_RECORD EXTRACTS_.
** start **

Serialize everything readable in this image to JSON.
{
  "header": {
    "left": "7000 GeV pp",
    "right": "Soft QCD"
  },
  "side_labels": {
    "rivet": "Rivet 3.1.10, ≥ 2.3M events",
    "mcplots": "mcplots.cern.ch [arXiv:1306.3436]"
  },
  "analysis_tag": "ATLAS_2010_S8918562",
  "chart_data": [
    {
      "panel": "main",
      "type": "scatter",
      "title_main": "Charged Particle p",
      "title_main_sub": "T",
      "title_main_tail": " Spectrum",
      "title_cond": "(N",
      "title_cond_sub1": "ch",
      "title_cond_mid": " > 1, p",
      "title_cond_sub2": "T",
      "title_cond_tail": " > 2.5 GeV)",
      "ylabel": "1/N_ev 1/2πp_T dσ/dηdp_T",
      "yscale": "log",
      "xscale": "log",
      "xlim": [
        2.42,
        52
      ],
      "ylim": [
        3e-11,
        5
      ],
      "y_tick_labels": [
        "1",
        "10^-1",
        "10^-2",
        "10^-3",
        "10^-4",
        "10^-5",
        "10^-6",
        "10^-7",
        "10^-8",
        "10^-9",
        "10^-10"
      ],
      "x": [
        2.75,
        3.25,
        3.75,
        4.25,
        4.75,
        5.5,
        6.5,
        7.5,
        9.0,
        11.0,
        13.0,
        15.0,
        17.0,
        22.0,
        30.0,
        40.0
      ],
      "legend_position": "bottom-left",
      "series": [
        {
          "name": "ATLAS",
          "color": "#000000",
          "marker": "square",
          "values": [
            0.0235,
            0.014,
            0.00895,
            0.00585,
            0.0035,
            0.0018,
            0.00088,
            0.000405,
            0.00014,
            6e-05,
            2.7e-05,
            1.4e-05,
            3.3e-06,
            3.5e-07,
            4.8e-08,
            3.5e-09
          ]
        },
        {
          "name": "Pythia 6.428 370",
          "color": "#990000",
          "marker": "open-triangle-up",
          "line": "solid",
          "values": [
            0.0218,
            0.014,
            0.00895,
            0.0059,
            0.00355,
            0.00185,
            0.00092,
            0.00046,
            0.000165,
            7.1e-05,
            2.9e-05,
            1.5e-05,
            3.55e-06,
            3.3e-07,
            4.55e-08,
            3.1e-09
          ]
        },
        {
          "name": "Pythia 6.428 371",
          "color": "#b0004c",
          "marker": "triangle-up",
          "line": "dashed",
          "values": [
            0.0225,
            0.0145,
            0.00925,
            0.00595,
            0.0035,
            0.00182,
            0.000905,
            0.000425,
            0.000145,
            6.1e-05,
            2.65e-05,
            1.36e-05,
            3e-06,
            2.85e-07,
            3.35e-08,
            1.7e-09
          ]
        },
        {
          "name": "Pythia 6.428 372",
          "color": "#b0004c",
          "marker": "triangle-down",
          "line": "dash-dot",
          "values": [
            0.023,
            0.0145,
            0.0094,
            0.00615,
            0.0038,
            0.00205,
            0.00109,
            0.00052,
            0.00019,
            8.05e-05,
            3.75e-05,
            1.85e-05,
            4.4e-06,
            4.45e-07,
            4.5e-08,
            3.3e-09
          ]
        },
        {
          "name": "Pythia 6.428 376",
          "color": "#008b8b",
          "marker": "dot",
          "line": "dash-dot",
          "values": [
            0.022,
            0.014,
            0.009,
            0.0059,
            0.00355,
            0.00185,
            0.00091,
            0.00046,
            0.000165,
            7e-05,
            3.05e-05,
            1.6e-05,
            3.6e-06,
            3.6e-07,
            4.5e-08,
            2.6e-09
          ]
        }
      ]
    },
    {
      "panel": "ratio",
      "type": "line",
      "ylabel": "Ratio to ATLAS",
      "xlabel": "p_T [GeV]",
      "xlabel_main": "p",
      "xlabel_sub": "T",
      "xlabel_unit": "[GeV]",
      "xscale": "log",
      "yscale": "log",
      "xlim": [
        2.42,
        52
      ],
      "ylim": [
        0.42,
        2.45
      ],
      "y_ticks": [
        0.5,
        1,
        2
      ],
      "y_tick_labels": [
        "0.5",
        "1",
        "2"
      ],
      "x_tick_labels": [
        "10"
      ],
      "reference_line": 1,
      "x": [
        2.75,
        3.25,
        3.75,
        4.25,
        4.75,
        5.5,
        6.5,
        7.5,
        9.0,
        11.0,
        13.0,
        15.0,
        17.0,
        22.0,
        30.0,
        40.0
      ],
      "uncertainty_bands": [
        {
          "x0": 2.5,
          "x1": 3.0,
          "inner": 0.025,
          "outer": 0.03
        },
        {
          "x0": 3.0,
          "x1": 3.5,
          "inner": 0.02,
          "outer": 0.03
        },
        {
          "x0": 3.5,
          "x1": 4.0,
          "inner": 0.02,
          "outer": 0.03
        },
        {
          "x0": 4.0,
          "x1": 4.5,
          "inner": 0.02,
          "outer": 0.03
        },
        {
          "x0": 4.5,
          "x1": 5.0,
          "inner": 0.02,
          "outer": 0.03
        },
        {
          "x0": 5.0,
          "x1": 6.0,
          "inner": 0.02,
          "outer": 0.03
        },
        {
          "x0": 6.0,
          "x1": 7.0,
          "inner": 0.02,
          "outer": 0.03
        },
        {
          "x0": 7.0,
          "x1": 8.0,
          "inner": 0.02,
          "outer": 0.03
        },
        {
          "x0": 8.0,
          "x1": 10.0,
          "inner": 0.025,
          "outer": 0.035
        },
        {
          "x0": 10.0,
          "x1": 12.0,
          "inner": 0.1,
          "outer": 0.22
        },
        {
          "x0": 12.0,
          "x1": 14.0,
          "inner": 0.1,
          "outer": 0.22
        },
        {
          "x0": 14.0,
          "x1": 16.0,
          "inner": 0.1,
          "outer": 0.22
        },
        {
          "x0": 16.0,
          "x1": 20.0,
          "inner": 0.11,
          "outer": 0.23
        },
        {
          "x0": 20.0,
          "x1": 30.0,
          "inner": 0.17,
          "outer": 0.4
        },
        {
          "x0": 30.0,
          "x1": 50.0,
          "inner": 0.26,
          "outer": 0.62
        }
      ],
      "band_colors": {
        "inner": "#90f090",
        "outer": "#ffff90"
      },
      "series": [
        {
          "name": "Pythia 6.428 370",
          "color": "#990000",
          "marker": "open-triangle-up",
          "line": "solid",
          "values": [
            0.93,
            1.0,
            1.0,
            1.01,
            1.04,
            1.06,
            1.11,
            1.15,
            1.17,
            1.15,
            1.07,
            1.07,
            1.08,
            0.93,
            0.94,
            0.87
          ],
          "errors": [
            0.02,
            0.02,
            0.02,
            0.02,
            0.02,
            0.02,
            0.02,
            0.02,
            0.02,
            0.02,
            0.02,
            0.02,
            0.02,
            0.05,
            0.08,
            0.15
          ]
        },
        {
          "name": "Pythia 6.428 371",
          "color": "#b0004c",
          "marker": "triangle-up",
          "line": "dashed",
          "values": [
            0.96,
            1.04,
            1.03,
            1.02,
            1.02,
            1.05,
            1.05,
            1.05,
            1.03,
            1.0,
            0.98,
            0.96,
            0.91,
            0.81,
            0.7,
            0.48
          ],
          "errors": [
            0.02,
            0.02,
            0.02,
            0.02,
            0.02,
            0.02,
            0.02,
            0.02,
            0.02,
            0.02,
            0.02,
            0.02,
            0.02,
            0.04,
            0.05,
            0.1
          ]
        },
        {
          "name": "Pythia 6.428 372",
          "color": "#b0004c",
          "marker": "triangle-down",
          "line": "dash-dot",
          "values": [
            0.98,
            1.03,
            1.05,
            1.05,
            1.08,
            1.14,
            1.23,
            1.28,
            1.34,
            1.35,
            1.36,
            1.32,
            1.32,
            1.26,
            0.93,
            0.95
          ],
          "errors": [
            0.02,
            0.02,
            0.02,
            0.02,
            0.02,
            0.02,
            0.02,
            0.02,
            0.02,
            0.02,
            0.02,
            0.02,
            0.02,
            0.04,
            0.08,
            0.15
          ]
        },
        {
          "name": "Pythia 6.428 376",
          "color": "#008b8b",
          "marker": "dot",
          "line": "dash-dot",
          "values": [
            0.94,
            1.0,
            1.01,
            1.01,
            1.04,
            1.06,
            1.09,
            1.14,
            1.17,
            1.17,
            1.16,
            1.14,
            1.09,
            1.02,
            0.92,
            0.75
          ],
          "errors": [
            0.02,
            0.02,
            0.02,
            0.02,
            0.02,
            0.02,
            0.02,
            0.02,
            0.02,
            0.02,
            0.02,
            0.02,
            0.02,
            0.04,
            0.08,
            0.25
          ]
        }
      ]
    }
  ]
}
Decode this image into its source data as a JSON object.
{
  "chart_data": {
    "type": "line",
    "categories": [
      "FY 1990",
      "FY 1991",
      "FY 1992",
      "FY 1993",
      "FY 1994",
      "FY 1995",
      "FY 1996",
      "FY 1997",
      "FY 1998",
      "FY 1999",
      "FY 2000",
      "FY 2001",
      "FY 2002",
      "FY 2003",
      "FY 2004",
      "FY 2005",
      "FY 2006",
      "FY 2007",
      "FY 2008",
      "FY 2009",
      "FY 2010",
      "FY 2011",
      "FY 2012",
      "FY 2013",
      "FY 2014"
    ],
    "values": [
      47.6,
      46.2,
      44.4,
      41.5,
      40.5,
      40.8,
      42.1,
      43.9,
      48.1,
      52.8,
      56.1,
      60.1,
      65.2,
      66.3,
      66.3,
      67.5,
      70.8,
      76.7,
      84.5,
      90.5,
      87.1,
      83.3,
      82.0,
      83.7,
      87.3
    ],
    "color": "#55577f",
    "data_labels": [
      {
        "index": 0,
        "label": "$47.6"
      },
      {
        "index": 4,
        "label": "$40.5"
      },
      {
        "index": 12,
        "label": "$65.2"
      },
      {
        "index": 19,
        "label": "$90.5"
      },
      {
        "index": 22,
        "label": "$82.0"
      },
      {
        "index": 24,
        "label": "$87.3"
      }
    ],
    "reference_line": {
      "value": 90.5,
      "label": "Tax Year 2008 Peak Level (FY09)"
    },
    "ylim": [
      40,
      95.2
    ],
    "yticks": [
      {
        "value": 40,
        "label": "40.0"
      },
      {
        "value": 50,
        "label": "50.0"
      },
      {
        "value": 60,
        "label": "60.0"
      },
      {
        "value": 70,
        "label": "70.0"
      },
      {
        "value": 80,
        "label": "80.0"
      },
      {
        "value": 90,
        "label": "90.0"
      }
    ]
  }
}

** end **

_TASK STATEMENT_. List all lines in the material containing the string "left".

_RESPONSE TO THE EXERCISE_.
    "left": "7000 GeV pp",
      "legend_position": "bottom-left",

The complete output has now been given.